_BRIEF_. All of the data that follows should be retyped exactly, please, except the pictures.

_EXERCISE MATERIALS_.

------------------------------------------------

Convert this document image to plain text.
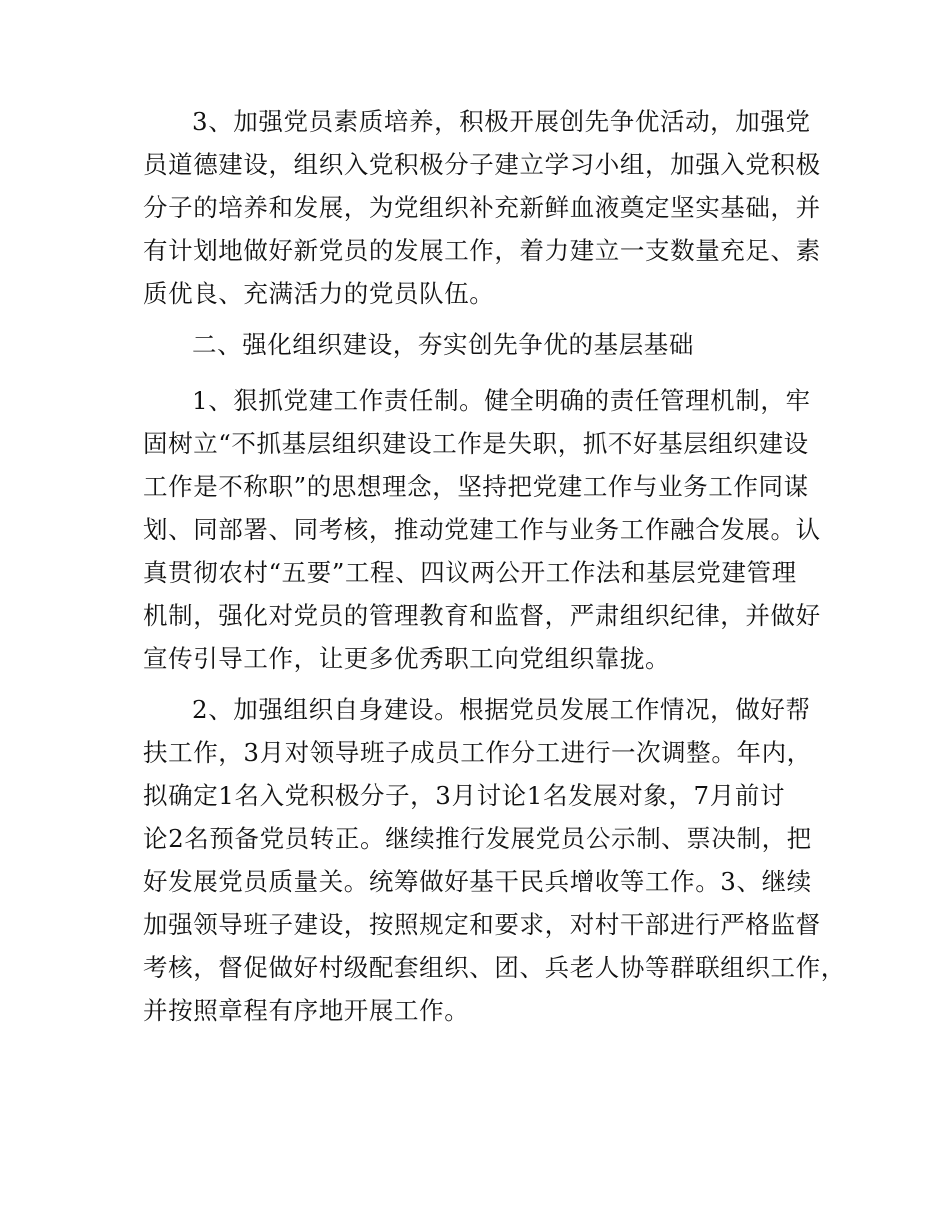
3、加强党员素质培养，积极开展创先争优活动，加强党
员道德建设，组织入党积极分子建立学习小组，加强入党积极
分子的培养和发展，为党组织补充新鲜血液奠定坚实基础，并
有计划地做好新党员的发展工作，着力建立一支数量充足、素
质优良、充满活力的党员队伍。

二、强化组织建设，夯实创先争优的基层基础

1、狠抓党建工作责任制。健全明确的责任管理机制，牢
固树立“不抓基层组织建设工作是失职，抓不好基层组织建设
工作是不称职”的思想理念，坚持把党建工作与业务工作同谋
划、同部署、同考核，推动党建工作与业务工作融合发展。认
真贯彻农村“五要”工程、四议两公开工作法和基层党建管理
机制，强化对党员的管理教育和监督，严肃组织纪律，并做好
宣传引导工作，让更多优秀职工向党组织靠拢。

2、加强组织自身建设。根据党员发展工作情况，做好帮
扶工作，3月对领导班子成员工作分工进行一次调整。年内，
拟确定1名入党积极分子，3月讨论1名发展对象，7月前讨
论2名预备党员转正。继续推行发展党员公示制、票决制，把
好发展党员质量关。统筹做好基干民兵增收等工作。3、继续
加强领导班子建设，按照规定和要求，对村干部进行严格监督
考核，督促做好村级配套组织、团、兵老人协等群联组织工作，
并按照章程有序地开展工作。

------------------------------------------------

_RESULT BELOW_.
Convert this document image to plain text.
3、加强党员素质培养，积极开展创先争优活动，加强党
员道德建设，组织入党积极分子建立学习小组，加强入党积极
分子的培养和发展，为党组织补充新鲜血液奠定坚实基础，并
有计划地做好新党员的发展工作，着力建立一支数量充足、素
质优良、充满活力的党员队伍。

二、强化组织建设，夯实创先争优的基层基础

1、狠抓党建工作责任制。健全明确的责任管理机制，牢
固树立“不抓基层组织建设工作是失职，抓不好基层组织建设
工作是不称职”的思想理念，坚持把党建工作与业务工作同谋
划、同部署、同考核，推动党建工作与业务工作融合发展。认
真贯彻农村“五要”工程、四议两公开工作法和基层党建管理
机制，强化对党员的管理教育和监督，严肃组织纪律，并做好
宣传引导工作，让更多优秀职工向党组织靠拢。

2、加强组织自身建设。根据党员发展工作情况，做好帮
扶工作，3月对领导班子成员工作分工进行一次调整。年内，
拟确定1名入党积极分子，3月讨论1名发展对象，7月前讨
论2名预备党员转正。继续推行发展党员公示制、票决制，把
好发展党员质量关。统筹做好基干民兵增收等工作。3、继续
加强领导班子建设，按照规定和要求，对村干部进行严格监督
考核，督促做好村级配套组织、团、兵老人协等群联组织工作，
并按照章程有序地开展工作。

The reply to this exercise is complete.